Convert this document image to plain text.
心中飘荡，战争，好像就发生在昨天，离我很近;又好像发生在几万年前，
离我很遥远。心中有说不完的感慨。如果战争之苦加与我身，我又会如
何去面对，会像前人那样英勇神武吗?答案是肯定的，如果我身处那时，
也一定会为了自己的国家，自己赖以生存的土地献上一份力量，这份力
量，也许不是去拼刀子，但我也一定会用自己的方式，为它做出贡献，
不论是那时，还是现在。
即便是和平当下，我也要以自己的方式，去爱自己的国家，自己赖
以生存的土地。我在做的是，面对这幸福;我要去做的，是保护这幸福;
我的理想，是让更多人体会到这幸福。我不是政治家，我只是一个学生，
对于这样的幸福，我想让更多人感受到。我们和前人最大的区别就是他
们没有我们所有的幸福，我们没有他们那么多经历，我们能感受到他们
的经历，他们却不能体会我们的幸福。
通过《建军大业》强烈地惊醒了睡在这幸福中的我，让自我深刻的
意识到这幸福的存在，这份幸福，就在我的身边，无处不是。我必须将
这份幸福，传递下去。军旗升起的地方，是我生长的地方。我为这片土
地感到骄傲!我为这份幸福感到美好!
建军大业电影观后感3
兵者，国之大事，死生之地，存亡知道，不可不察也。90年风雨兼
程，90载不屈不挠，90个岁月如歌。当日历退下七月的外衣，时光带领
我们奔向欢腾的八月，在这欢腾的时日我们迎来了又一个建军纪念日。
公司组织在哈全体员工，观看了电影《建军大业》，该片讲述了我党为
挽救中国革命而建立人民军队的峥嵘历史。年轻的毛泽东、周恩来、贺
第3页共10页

--------

[Goal] Take the entries and copy them out exactly.

[Result]
Convert this document image to plain text.
心中飘荡，战争，好像就发生在昨天，离我很近;又好像发生在几万年前，
离我很遥远。心中有说不完的感慨。如果战争之苦加与我身，我又会如
何去面对，会像前人那样英勇神武吗?答案是肯定的，如果我身处那时，
也一定会为了自己的国家，自己赖以生存的土地献上一份力量，这份力
量，也许不是去拼刀子，但我也一定会用自己的方式，为它做出贡献，
不论是那时，还是现在。
即便是和平当下，我也要以自己的方式，去爱自己的国家，自己赖
以生存的土地。我在做的是，面对这幸福;我要去做的，是保护这幸福;
我的理想，是让更多人体会到这幸福。我不是政治家，我只是一个学生，
对于这样的幸福，我想让更多人感受到。我们和前人最大的区别就是他
们没有我们所有的幸福，我们没有他们那么多经历，我们能感受到他们
的经历，他们却不能体会我们的幸福。
通过《建军大业》强烈地惊醒了睡在这幸福中的我，让自我深刻的
意识到这幸福的存在，这份幸福，就在我的身边，无处不是。我必须将
这份幸福，传递下去。军旗升起的地方，是我生长的地方。我为这片土
地感到骄傲!我为这份幸福感到美好!
建军大业电影观后感3
兵者，国之大事，死生之地，存亡知道，不可不察也。90年风雨兼
程，90载不屈不挠，90个岁月如歌。当日历退下七月的外衣，时光带领
我们奔向欢腾的八月，在这欢腾的时日我们迎来了又一个建军纪念日。
公司组织在哈全体员工，观看了电影《建军大业》，该片讲述了我党为
挽救中国革命而建立人民军队的峥嵘历史。年轻的毛泽东、周恩来、贺
第3页共10页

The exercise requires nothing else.